━━━━━ EXTRACTED ENTRIES ━━━━━
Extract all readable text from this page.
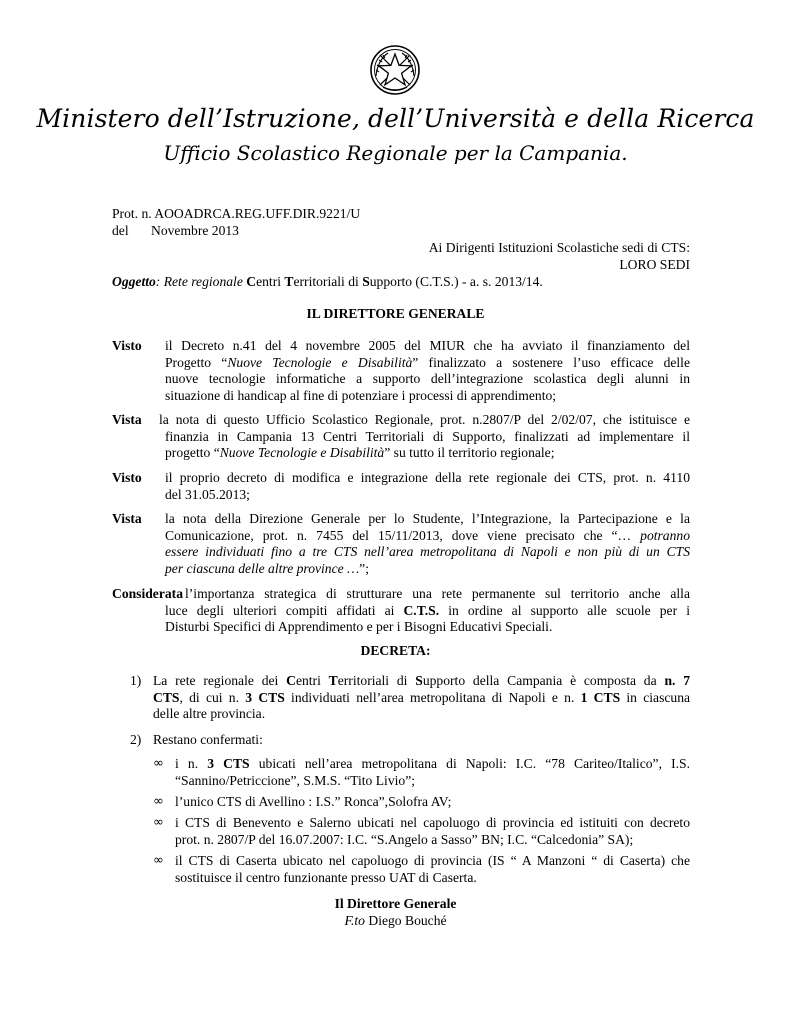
Ministero dell’Istruzione, dell’Università e della Ricerca
Ufficio Scolastico Regionale per la Campania.
Prot. n. AOOADRCA.REG.UFF.DIR.9221/U
del Novembre 2013
Ai Dirigenti Istituzioni Scolastiche sedi di CTS:
LORO SEDI
Oggetto: Rete regionale Centri Territoriali di Supporto (C.T.S.) - a. s. 2013/14.
IL DIRETTORE GENERALE
Visto il Decreto n.41 del 4 novembre 2005 del MIUR che ha avviato il finanziamento del
Progetto “Nuove Tecnologie e Disabilità” finalizzato a sostenere l’uso efficace delle
nuove tecnologie informatiche a supporto dell’integrazione scolastica degli alunni in
situazione di handicap al fine di potenziare i processi di apprendimento;
Vista la nota di questo Ufficio Scolastico Regionale, prot. n.2807/P del 2/02/07, che istituisce e
finanzia in Campania 13 Centri Territoriali di Supporto, finalizzati ad implementare il
progetto “Nuove Tecnologie e Disabilità” su tutto il territorio regionale;
Visto il proprio decreto di modifica e integrazione della rete regionale dei CTS, prot. n. 4110
del 31.05.2013;
Vista la nota della Direzione Generale per lo Studente, l’Integrazione, la Partecipazione e la
Comunicazione, prot. n. 7455 del 15/11/2013, dove viene precisato che “… potranno
essere individuati fino a tre CTS nell’area metropolitana di Napoli e non più di un CTS
per ciascuna delle altre province …”;
Considerata l’importanza strategica di strutturare una rete permanente sul territorio anche alla
luce degli ulteriori compiti affidati ai C.T.S. in ordine al supporto alle scuole per i
Disturbi Specifici di Apprendimento e per i Bisogni Educativi Speciali.
DECRETA:
1) La rete regionale dei Centri Territoriali di Supporto della Campania è composta da n. 7
CTS, di cui n. 3 CTS individuati nell’area metropolitana di Napoli e n. 1 CTS in ciascuna
delle altre provincia.
2) Restano confermati:
∞ i n. 3 CTS ubicati nell’area metropolitana di Napoli: I.C. “78 Cariteo/Italico”, I.S.
“Sannino/Petriccione”, S.M.S. “Tito Livio”;
∞ l’unico CTS di Avellino : I.S.” Ronca”,Solofra AV;
∞ i CTS di Benevento e Salerno ubicati nel capoluogo di provincia ed istituiti con decreto
prot. n. 2807/P del 16.07.2007: I.C. “S.Angelo a Sasso” BN; I.C. “Calcedonia” SA);
∞ il CTS di Caserta ubicato nel capoluogo di provincia (IS “ A Manzoni “ di Caserta) che
sostituisce il centro funzionante presso UAT di Caserta.
Il Direttore Generale
F.to Diego Bouché
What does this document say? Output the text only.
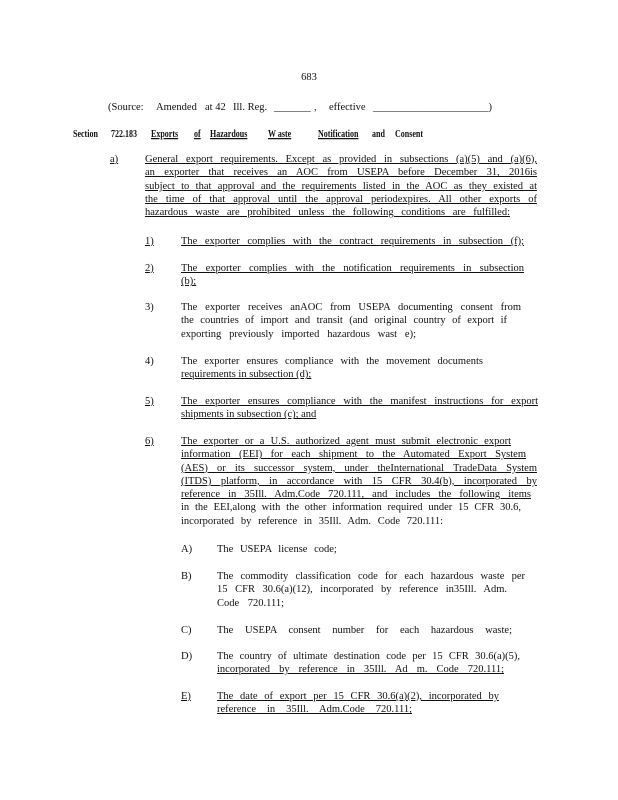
683
(Source: Amended at 42 Ill. Reg. _______ , effective ______________________)
Section 722.183 Exports of Hazardous	W aste	Notification and Consent
a)	General export requirements. Except as provided in subsections (a)(5) and (a)(6),
an exporter that receives an AOC from USEPA before December 31, 2016is
subject to that approval and the requirements listed in the AOC as they existed at
the time of that approval until the approval periodexpires. All other exports of
hazardous waste are prohibited unless the following conditions are fulfilled:
1)	The exporter complies with the contract requirements in subsection (f);
2)	The exporter complies with the notification requirements in subsection
(b);
3)	The exporter receives anAOC from USEPA documenting consent from
the countries of import and transit (and original country of export if
exporting previously imported hazardous wast e);
4)	The exporter ensures compliance with the movement documents
requirements in subsection (d);
5)	The exporter ensures compliance with the manifest instructions for export
shipments in subsection (c); and
6)	The exporter or a U.S. authorized agent must submit electronic export
information (EEI) for each shipment to the Automated Export System
(AES) or its successor system, under theInternational TradeData System
(ITDS) platform, in accordance with 15 CFR 30.4(b), incorporated by
reference in 35Ill. Adm.Code 720.111, and includes the following items
in the EEI,along with the other information required under 15 CFR 30.6,
incorporated by reference in 35Ill. Adm. Code 720.111:
A) The USEPA license code;
B) The commodity classification code for each hazardous waste per
15 CFR 30.6(a)(12), incorporated by reference in35Ill. Adm.
Code 720.111;
C) The USEPA consent number for each hazardous waste;
D) The country of ultimate destination code per 15 CFR 30.6(a)(5),
incorporated by reference in 35Ill. Ad m. Code 720.111;
E) The date of export per 15 CFR 30.6(a)(2), incorporated by
reference in 35Ill. Adm.Code 720.111;
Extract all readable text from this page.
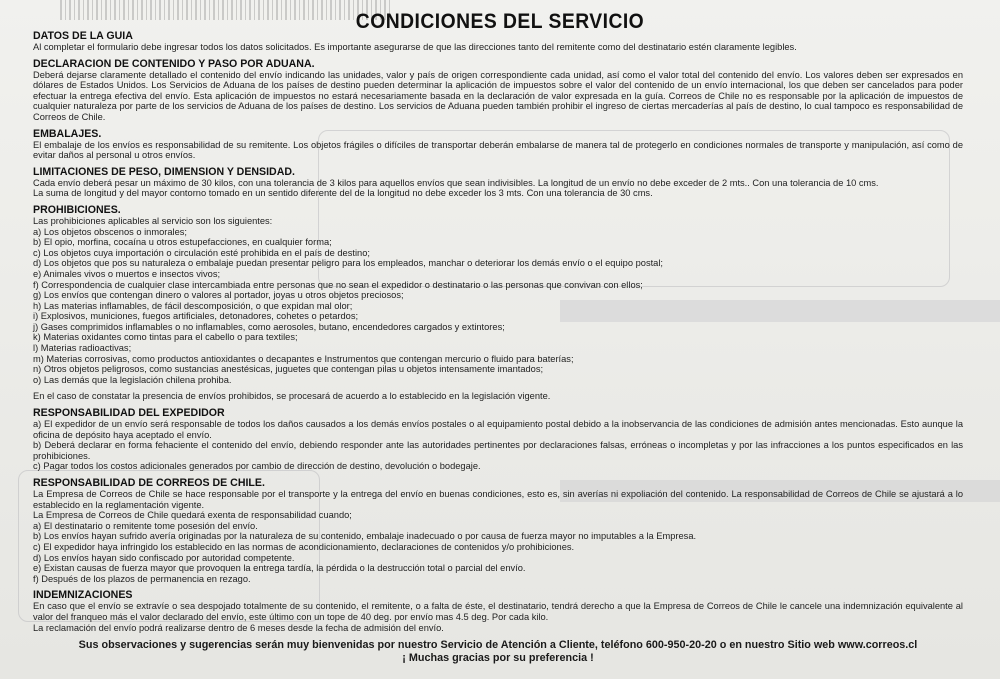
CONDICIONES DEL SERVICIO
DATOS DE LA GUIA
Al completar el formulario debe ingresar todos los datos solicitados. Es importante asegurarse de que las direcciones tanto del remitente como del destinatario estén claramente legibles.
DECLARACION DE CONTENIDO Y PASO POR ADUANA.
Deberá dejarse claramente detallado el contenido del envío indicando las unidades, valor y país de origen correspondiente cada unidad, así como el valor total del contenido del envío. Los valores deben ser expresados en dólares de Estados Unidos. Los Servicios de Aduana de los países de destino pueden determinar la aplicación de impuestos sobre el valor del contenido de un envío internacional, los que deben ser cancelados para poder efectuar la entrega efectiva del envío. Esta aplicación de impuestos no estará necesariamente basada en la declaración de valor expresada en la guía. Correos de Chile no es responsable por la aplicación de impuestos de cualquier naturaleza por parte de los servicios de Aduana de los países de destino. Los servicios de Aduana pueden también prohibir el ingreso de ciertas mercaderías al país de destino, lo cual tampoco es responsabilidad de Correos de Chile.
EMBALAJES.
El embalaje de los envíos es responsabilidad de su remitente. Los objetos frágiles o difíciles de transportar deberán embalarse de manera tal de protegerlo en condiciones normales de transporte y manipulación, así como de evitar daños al personal u otros envíos.
LIMITACIONES DE PESO, DIMENSION Y DENSIDAD.
Cada envío deberá pesar un máximo de 30 kilos, con una tolerancia de 3 kilos para aquellos envíos que sean indivisibles. La longitud de un envío no debe exceder de 2 mts.. Con una tolerancia de 10 cms.
La suma de longitud y del mayor contorno tomado en un sentido diferente del de la longitud no debe exceder los 3 mts. Con una tolerancia de 30 cms.
PROHIBICIONES.
Las prohibiciones aplicables al servicio son los siguientes:
a) Los objetos obscenos o inmorales;
b) El opio, morfina, cocaína u otros estupefacciones, en cualquier forma;
c) Los objetos cuya importación o circulación esté prohibida en el país de destino;
d) Los objetos que pos su naturaleza o embalaje puedan presentar peligro para los empleados, manchar o deteriorar los demás envío o el equipo postal;
e) Animales vivos o muertos e insectos vivos;
f) Correspondencia de cualquier clase intercambiada entre personas que no sean el expedidor o destinatario o las personas que convivan con ellos;
g) Los envíos que contengan dinero o valores al portador, joyas u otros objetos preciosos;
h) Las materias inflamables, de fácil descomposición, o que expidan mal olor;
i) Explosivos, municiones, fuegos artificiales, detonadores, cohetes o petardos;
j) Gases comprimidos inflamables o no inflamables, como aerosoles, butano, encendedores cargados y extintores;
k) Materias oxidantes como tintas para el cabello o para textiles;
l) Materias radioactivas;
m) Materias corrosivas, como productos antioxidantes o decapantes e Instrumentos que contengan mercurio o fluido para baterías;
n) Otros objetos peligrosos, como sustancias anestésicas, juguetes que contengan pilas u objetos intensamente imantados;
o) Las demás que la legislación chilena prohiba.
En el caso de constatar la presencia de envíos prohibidos, se procesará de acuerdo a lo establecido en la legislación vigente.
RESPONSABILIDAD DEL EXPEDIDOR
a) El expedidor de un envío será responsable de todos los daños causados a los demás envíos postales o al equipamiento postal debido a la inobservancia de las condiciones de admisión antes mencionadas. Esto aunque la oficina de depósito haya aceptado el envío.
b) Deberá declarar en forma fehaciente el contenido del envío, debiendo responder ante las autoridades pertinentes por declaraciones falsas, erróneas o incompletas y por las infracciones a los puntos especificados en las prohibiciones.
c) Pagar todos los costos adicionales generados por cambio de dirección de destino, devolución o bodegaje.
RESPONSABILIDAD DE CORREOS DE CHILE.
La Empresa de Correos de Chile se hace responsable por el transporte y la entrega del envío en buenas condiciones, esto es, sin averías ni expoliación del contenido. La responsabilidad de Correos de Chile se ajustará a lo establecido en la reglamentación vigente.
La Empresa de Correos de Chile quedará exenta de responsabilidad cuando;
a) El destinatario o remitente tome posesión del envío.
b) Los envíos hayan sufrido avería originadas por la naturaleza de su contenido, embalaje inadecuado o por causa de fuerza mayor no imputables a la Empresa.
c) El expedidor haya infringido los establecido en las normas de acondicionamiento, declaraciones de contenidos y/o prohibiciones.
d) Los envíos hayan sido confiscado por autoridad competente.
e) Existan causas de fuerza mayor que provoquen la entrega tardía, la pérdida o la destrucción total o parcial del envío.
f) Después de los plazos de permanencia en rezago.
INDEMNIZACIONES
En caso que el envío se extravíe o sea despojado totalmente de su contenido, el remitente, o a falta de éste, el destinatario, tendrá derecho a que la Empresa de Correos de Chile le cancele una indemnización equivalente al valor del franqueo más el valor declarado del envío, este último con un tope de 40 deg. por envío mas 4.5 deg. Por cada kilo.
La reclamación del envío podrá realizarse dentro de 6 meses desde la fecha de admisión del envío.
Sus observaciones y sugerencias serán muy bienvenidas por nuestro Servicio de Atención a Cliente, teléfono 600-950-20-20 o en nuestro Sitio web www.correos.cl
¡ Muchas gracias por su preferencia !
━━━━━
EXERCISE BRIEF:
Collect, from the material above, every line containing the word "Disabilità".

ANSWER TO THE TASK:
Progetto “Nuove Tecnologie e Disabilità” finalizzato a sostenere l’uso efficace delle
progetto “Nuove Tecnologie e Disabilità” su tutto il territorio regionale;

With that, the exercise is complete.